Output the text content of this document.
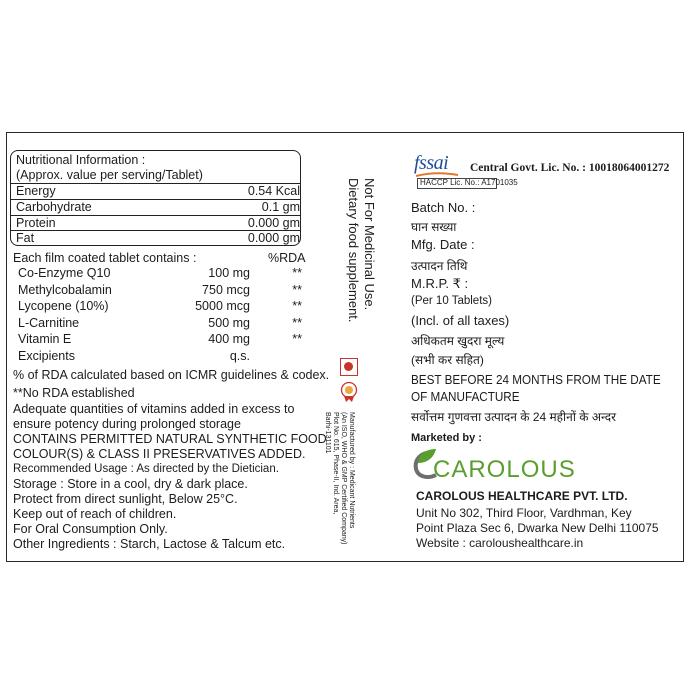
Nutritional Information :
(Approx. value per serving/Tablet)
Energy	0.54 Kcal
Carbohydrate	0.1 gm
Protein	0.000 gm
Fat	0.000 gm
Each film coated tablet contains :	%RDA
Co-Enzyme Q10	100 mg	**
Methylcobalamin	750 mcg	**
Lycopene (10%)	5000 mcg	**
L-Carnitine	500 mg	**
Vitamin E	400 mg	**
Excipients	q.s.
% of RDA calculated based on ICMR guidelines & codex.
**No RDA established
Adequate quantities of vitamins added in excess to
ensure potency during prolonged storage
CONTAINS PERMITTED NATURAL SYNTHETIC FOOD
COLOUR(S) & CLASS II PRESERVATIVES ADDED.
Recommended Usage : As directed by the Dietician.
Storage : Store in a cool, dry & dark place.
Protect from direct sunlight, Below 25°C.
Keep out of reach of children.
For Oral Consumption Only.
Other Ingredients : Starch, Lactose & Talcum etc.
Dietary food supplement. Not For Medicinal Use.
Manufactured by : Medicant Nutrients
(An ISO, WHO & GMP Certified Company)
Plot No. 615, Phase-II, Ind. Area,
Barhi-131101
fssai Central Govt. Lic. No. : 10018064001272
HACCP Lic. No.: A1701035
Batch No. :
घान सख्या
Mfg. Date :
उत्पादन तिथि
M.R.P. ₹ :
(Per 10 Tablets)
(Incl. of all taxes)
अधिकतम खुदरा मूल्य
(सभी कर सहित)
BEST BEFORE 24 MONTHS FROM THE DATE
OF MANUFACTURE
सर्वोत्तम गुणवत्ता उत्पादन के 24 महीनों के अन्दर
Marketed by :
CAROLOUS
CAROLOUS HEALTHCARE PVT. LTD.
Unit No 302, Third Floor, Vardhman, Key
Point Plaza Sec 6, Dwarka New Delhi 110075
Website : caroloushealthcare.in
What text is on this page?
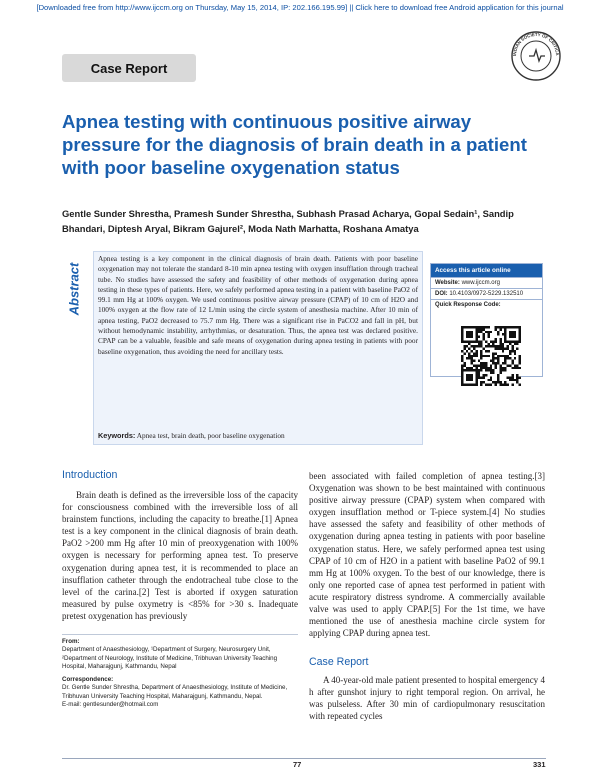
[Downloaded free from http://www.ijccm.org on Thursday, May 15, 2014, IP: 202.166.195.99] || Click here to download free Android application for this journal
Case Report
INDIAN SOCIETY OF CRITICA
Apnea testing with continuous positive airway pressure for the diagnosis of brain death in a patient with poor baseline oxygenation status
Gentle Sunder Shrestha, Pramesh Sunder Shrestha, Subhash Prasad Acharya, Gopal Sedain¹, Sandip Bhandari, Diptesh Aryal, Bikram Gajurel², Moda Nath Marhatta, Roshana Amatya
Abstract
Apnea testing is a key component in the clinical diagnosis of brain death. Patients with poor baseline oxygenation may not tolerate the standard 8-10 min apnea testing with oxygen insufflation through tracheal tube. No studies have assessed the safety and feasibility of other methods of oxygenation during apnea testing in these types of patients. Here, we safely performed apnea testing in a patient with baseline PaO2 of 99.1 mm Hg at 100% oxygen. We used continuous positive airway pressure (CPAP) of 10 cm of H2O and 100% oxygen at the flow rate of 12 L/min using the circle system of anesthesia machine. After 10 min of apnea testing, PaO2 decreased to 75.7 mm Hg. There was a significant rise in PaCO2 and fall in pH, but without hemodynamic instability, arrhythmias, or desaturation. Thus, the apnea test was declared positive. CPAP can be a valuable, feasible and safe means of oxygenation during apnea testing in patients with poor baseline oxygenation, thus avoiding the need for ancillary tests.
Keywords: Apnea test, brain death, poor baseline oxygenation
Access this article online
Website: www.ijccm.org
DOI: 10.4103/0972-5229.132510
Quick Response Code:
Introduction
Brain death is defined as the irreversible loss of the capacity for consciousness combined with the irreversible loss of all brainstem functions, including the capacity to breathe.[1] Apnea test is a key component in the clinical diagnosis of brain death. PaO2 >200 mm Hg after 10 min of preoxygenation with 100% oxygen is necessary for performing apnea test. To preserve oxygenation during apnea test, it is recommended to place an insufflation catheter through the endotracheal tube close to the level of the carina.[2] Test is aborted if oxygen saturation measured by pulse oxymetry is <85% for >30 s. Inadequate pretest oxygenation has previously
been associated with failed completion of apnea testing.[3] Oxygenation was shown to be best maintained with continuous positive airway pressure (CPAP) system when compared with oxygen insufflation method or T-piece system.[4] No studies have assessed the safety and feasibility of other methods of oxygenation during apnea testing in patients with poor baseline oxygenation status. Here, we safely performed apnea test using CPAP of 10 cm of H2O in a patient with baseline PaO2 of 99.1 mm Hg at 100% oxygen. To the best of our knowledge, there is only one reported case of apnea test performed in patient with acute respiratory distress syndrome. A commercially available valve was used to apply CPAP.[5] For the 1st time, we have mentioned the use of anesthesia machine circle system for applying CPAP during apnea test.
Case Report
A 40-year-old male patient presented to hospital emergency 4 h after gunshot injury to right temporal region. On arrival, he was pulseless. After 30 min of cardiopulmonary resuscitation with repeated cycles
From:
Department of Anaesthesiology, ¹Department of Surgery, Neurosurgery Unit, ²Department of Neurology, Institute of Medicine, Tribhuvan University Teaching Hospital, Maharajgunj, Kathmandu, Nepal
Correspondence:
Dr. Gentle Sunder Shrestha, Department of Anaesthesiology, Institute of Medicine, Tribhuvan University Teaching Hospital, Maharajgunj, Kathmandu, Nepal.
E-mail: gentlesunder@hotmail.com
77	331
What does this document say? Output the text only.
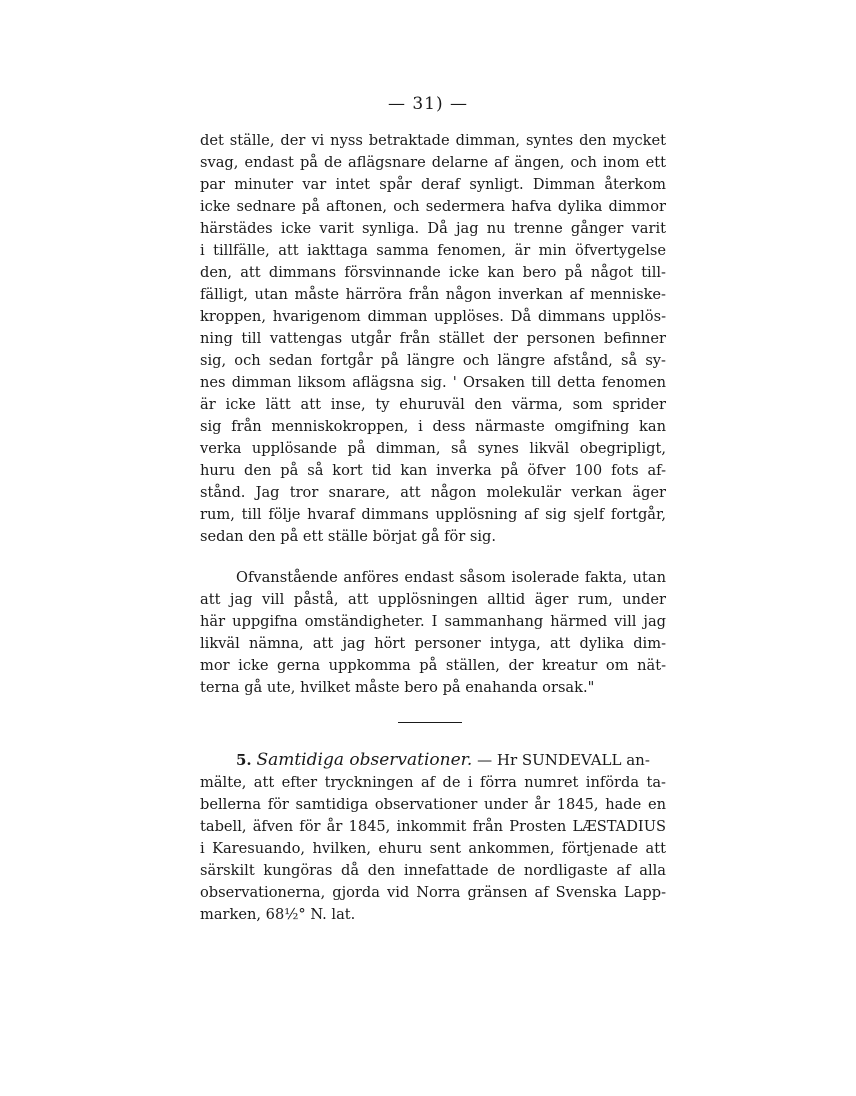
— 31) —
det ställe, der vi nyss betraktade dimman, syntes den mycket
svag, endast på de aflägsnare delarne af ängen, och inom ett
par minuter var intet spår deraf synligt. Dimman återkom
icke sednare på aftonen, och sedermera hafva dylika dimmor
härstädes icke varit synliga. Då jag nu trenne gånger varit
i tillfälle, att iakttaga samma fenomen, är min öfvertygelse
den, att dimmans försvinnande icke kan bero på något till-
fälligt, utan måste härröra från någon inverkan af menniske-
kroppen, hvarigenom dimman upplöses. Då dimmans upplös-
ning till vattengas utgår från stället der personen befinner
sig, och sedan fortgår på längre och längre afstånd, så sy-
nes dimman liksom aflägsna sig. ' Orsaken till detta fenomen
är icke lätt att inse, ty ehuruväl den värma, som sprider
sig från menniskokroppen, i dess närmaste omgifning kan
verka upplösande på dimman, så synes likväl obegripligt,
huru den på så kort tid kan inverka på öfver 100 fots af-
stånd. Jag tror snarare, att någon molekulär verkan äger
rum, till följe hvaraf dimmans upplösning af sig sjelf fortgår,
sedan den på ett ställe börjat gå för sig.
Ofvanstående anföres endast såsom isolerade fakta, utan
att jag vill påstå, att upplösningen alltid äger rum, under
här uppgifna omständigheter. I sammanhang härmed vill jag
likväl nämna, att jag hört personer intyga, att dylika dim-
mor icke gerna uppkomma på ställen, der kreatur om nät-
terna gå ute, hvilket måste bero på enahanda orsak."
5. Samtidiga observationer. — Hr SUNDEVALL an-
mälte, att efter tryckningen af de i förra numret införda ta-
bellerna för samtidiga observationer under år 1845, hade en
tabell, äfven för år 1845, inkommit från Prosten LÆSTADIUS
i Karesuando, hvilken, ehuru sent ankommen, förtjenade att
särskilt kungöras då den innefattade de nordligaste af alla
observationerna, gjorda vid Norra gränsen af Svenska Lapp-
marken, 68½° N. lat.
==*==
Instructions for the task –
The pictures in the data should be omitted, and every remaining line set down exactly.

Result below –
Output the text content of this document.
Nutritional Information :
(Approx. value per serving/Tablet)
Energy	0.54 Kcal
Carbohydrate	0.1 gm
Protein	0.000 gm
Fat	0.000 gm
Each film coated tablet contains :	%RDA
Co-Enzyme Q10	100 mg	**
Methylcobalamin	750 mcg	**
Lycopene (10%)	5000 mcg	**
L-Carnitine	500 mg	**
Vitamin E	400 mg	**
Excipients	q.s.
% of RDA calculated based on ICMR guidelines & codex.
**No RDA established
Adequate quantities of vitamins added in excess to
ensure potency during prolonged storage
CONTAINS PERMITTED NATURAL SYNTHETIC FOOD
COLOUR(S) & CLASS II PRESERVATIVES ADDED.
Recommended Usage : As directed by the Dietician.
Storage : Store in a cool, dry & dark place.
Protect from direct sunlight, Below 25°C.
Keep out of reach of children.
For Oral Consumption Only.
Other Ingredients : Starch, Lactose & Talcum etc.
Dietary food supplement. Not For Medicinal Use.
Manufactured by : Medicant Nutrients
(An ISO, WHO & GMP Certified Company)
Plot No. 615, Phase-II, Ind. Area,
Barhi-131101
fssai Central Govt. Lic. No. : 10018064001272
HACCP Lic. No.: A1701035
Batch No. :
घान सख्या
Mfg. Date :
उत्पादन तिथि
M.R.P. ₹ :
(Per 10 Tablets)
(Incl. of all taxes)
अधिकतम खुदरा मूल्य
(सभी कर सहित)
BEST BEFORE 24 MONTHS FROM THE DATE
OF MANUFACTURE
सर्वोत्तम गुणवत्ता उत्पादन के 24 महीनों के अन्दर
Marketed by :
CAROLOUS
CAROLOUS HEALTHCARE PVT. LTD.
Unit No 302, Third Floor, Vardhman, Key
Point Plaza Sec 6, Dwarka New Delhi 110075
Website : caroloushealthcare.in
What text is on this page?
[Downloaded free from http://www.ijccm.org on Thursday, May 15, 2014, IP: 202.166.195.99] || Click here to download free Android application for this journal
Case Report
INDIAN SOCIETY OF CRITICA
Apnea testing with continuous positive airway pressure for the diagnosis of brain death in a patient with poor baseline oxygenation status
Gentle Sunder Shrestha, Pramesh Sunder Shrestha, Subhash Prasad Acharya, Gopal Sedain¹, Sandip Bhandari, Diptesh Aryal, Bikram Gajurel², Moda Nath Marhatta, Roshana Amatya
Abstract
Apnea testing is a key component in the clinical diagnosis of brain death. Patients with poor baseline oxygenation may not tolerate the standard 8-10 min apnea testing with oxygen insufflation through tracheal tube. No studies have assessed the safety and feasibility of other methods of oxygenation during apnea testing in these types of patients. Here, we safely performed apnea testing in a patient with baseline PaO2 of 99.1 mm Hg at 100% oxygen. We used continuous positive airway pressure (CPAP) of 10 cm of H2O and 100% oxygen at the flow rate of 12 L/min using the circle system of anesthesia machine. After 10 min of apnea testing, PaO2 decreased to 75.7 mm Hg. There was a significant rise in PaCO2 and fall in pH, but without hemodynamic instability, arrhythmias, or desaturation. Thus, the apnea test was declared positive. CPAP can be a valuable, feasible and safe means of oxygenation during apnea testing in patients with poor baseline oxygenation, thus avoiding the need for ancillary tests.
Keywords: Apnea test, brain death, poor baseline oxygenation
Access this article online
Website: www.ijccm.org
DOI: 10.4103/0972-5229.132510
Quick Response Code:
Introduction
Brain death is defined as the irreversible loss of the capacity for consciousness combined with the irreversible loss of all brainstem functions, including the capacity to breathe.[1] Apnea test is a key component in the clinical diagnosis of brain death. PaO2 >200 mm Hg after 10 min of preoxygenation with 100% oxygen is necessary for performing apnea test. To preserve oxygenation during apnea test, it is recommended to place an insufflation catheter through the endotracheal tube close to the level of the carina.[2] Test is aborted if oxygen saturation measured by pulse oxymetry is <85% for >30 s. Inadequate pretest oxygenation has previously
been associated with failed completion of apnea testing.[3] Oxygenation was shown to be best maintained with continuous positive airway pressure (CPAP) system when compared with oxygen insufflation method or T-piece system.[4] No studies have assessed the safety and feasibility of other methods of oxygenation during apnea testing in patients with poor baseline oxygenation status. Here, we safely performed apnea test using CPAP of 10 cm of H2O in a patient with baseline PaO2 of 99.1 mm Hg at 100% oxygen. To the best of our knowledge, there is only one reported case of apnea test performed in patient with acute respiratory distress syndrome. A commercially available valve was used to apply CPAP.[5] For the 1st time, we have mentioned the use of anesthesia machine circle system for applying CPAP during apnea test.
Case Report
A 40-year-old male patient presented to hospital emergency 4 h after gunshot injury to right temporal region. On arrival, he was pulseless. After 30 min of cardiopulmonary resuscitation with repeated cycles
From:
Department of Anaesthesiology, ¹Department of Surgery, Neurosurgery Unit, ²Department of Neurology, Institute of Medicine, Tribhuvan University Teaching Hospital, Maharajgunj, Kathmandu, Nepal
Correspondence:
Dr. Gentle Sunder Shrestha, Department of Anaesthesiology, Institute of Medicine, Tribhuvan University Teaching Hospital, Maharajgunj, Kathmandu, Nepal.
E-mail: gentlesunder@hotmail.com
77	331
What does this document say? Output the text only.
— 31) —
det ställe, der vi nyss betraktade dimman, syntes den mycket
svag, endast på de aflägsnare delarne af ängen, och inom ett
par minuter var intet spår deraf synligt. Dimman återkom
icke sednare på aftonen, och sedermera hafva dylika dimmor
härstädes icke varit synliga. Då jag nu trenne gånger varit
i tillfälle, att iakttaga samma fenomen, är min öfvertygelse
den, att dimmans försvinnande icke kan bero på något till-
fälligt, utan måste härröra från någon inverkan af menniske-
kroppen, hvarigenom dimman upplöses. Då dimmans upplös-
ning till vattengas utgår från stället der personen befinner
sig, och sedan fortgår på längre och längre afstånd, så sy-
nes dimman liksom aflägsna sig. ' Orsaken till detta fenomen
är icke lätt att inse, ty ehuruväl den värma, som sprider
sig från menniskokroppen, i dess närmaste omgifning kan
verka upplösande på dimman, så synes likväl obegripligt,
huru den på så kort tid kan inverka på öfver 100 fots af-
stånd. Jag tror snarare, att någon molekulär verkan äger
rum, till följe hvaraf dimmans upplösning af sig sjelf fortgår,
sedan den på ett ställe börjat gå för sig.
Ofvanstående anföres endast såsom isolerade fakta, utan
att jag vill påstå, att upplösningen alltid äger rum, under
här uppgifna omständigheter. I sammanhang härmed vill jag
likväl nämna, att jag hört personer intyga, att dylika dim-
mor icke gerna uppkomma på ställen, der kreatur om nät-
terna gå ute, hvilket måste bero på enahanda orsak."
5. Samtidiga observationer. — Hr SUNDEVALL an-
mälte, att efter tryckningen af de i förra numret införda ta-
bellerna för samtidiga observationer under år 1845, hade en
tabell, äfven för år 1845, inkommit från Prosten LÆSTADIUS
i Karesuando, hvilken, ehuru sent ankommen, förtjenade att
särskilt kungöras då den innefattade de nordligaste af alla
observationerna, gjorda vid Norra gränsen af Svenska Lapp-
marken, 68½° N. lat.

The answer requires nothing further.